◆ THE EXERCISE
Each line that follows is to be retyped exactly.

** BEGIN **

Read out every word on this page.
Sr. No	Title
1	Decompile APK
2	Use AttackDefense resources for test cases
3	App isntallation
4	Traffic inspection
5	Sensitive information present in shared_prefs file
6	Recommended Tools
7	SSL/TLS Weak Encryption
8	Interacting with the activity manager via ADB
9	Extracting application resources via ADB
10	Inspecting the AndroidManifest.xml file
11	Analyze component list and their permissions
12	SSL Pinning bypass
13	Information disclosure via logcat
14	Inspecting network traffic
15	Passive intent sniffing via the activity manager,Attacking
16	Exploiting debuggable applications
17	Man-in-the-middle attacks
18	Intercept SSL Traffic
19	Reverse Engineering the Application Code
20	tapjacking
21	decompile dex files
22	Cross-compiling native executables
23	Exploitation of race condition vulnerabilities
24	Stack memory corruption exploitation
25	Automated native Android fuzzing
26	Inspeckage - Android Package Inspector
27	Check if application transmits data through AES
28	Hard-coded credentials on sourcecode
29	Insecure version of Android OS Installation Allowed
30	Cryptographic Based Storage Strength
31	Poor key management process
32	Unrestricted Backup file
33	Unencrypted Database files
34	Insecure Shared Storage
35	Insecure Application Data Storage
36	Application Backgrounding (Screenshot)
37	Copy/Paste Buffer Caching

** END **

◆ SOLUTION TO THIS PROBLEM
Read out every word on this page.
Sr. No	Title
1	Decompile APK
2	Use AttackDefense resources for test cases
3	App isntallation
4	Traffic inspection
5	Sensitive information present in shared_prefs file
6	Recommended Tools
7	SSL/TLS Weak Encryption
8	Interacting with the activity manager via ADB
9	Extracting application resources via ADB
10	Inspecting the AndroidManifest.xml file
11	Analyze component list and their permissions
12	SSL Pinning bypass
13	Information disclosure via logcat
14	Inspecting network traffic
15	Passive intent sniffing via the activity manager,Attacking
16	Exploiting debuggable applications
17	Man-in-the-middle attacks
18	Intercept SSL Traffic
19	Reverse Engineering the Application Code
20	tapjacking
21	decompile dex files
22	Cross-compiling native executables
23	Exploitation of race condition vulnerabilities
24	Stack memory corruption exploitation
25	Automated native Android fuzzing
26	Inspeckage - Android Package Inspector
27	Check if application transmits data through AES
28	Hard-coded credentials on sourcecode
29	Insecure version of Android OS Installation Allowed
30	Cryptographic Based Storage Strength
31	Poor key management process
32	Unrestricted Backup file
33	Unencrypted Database files
34	Insecure Shared Storage
35	Insecure Application Data Storage
36	Application Backgrounding (Screenshot)
37	Copy/Paste Buffer Caching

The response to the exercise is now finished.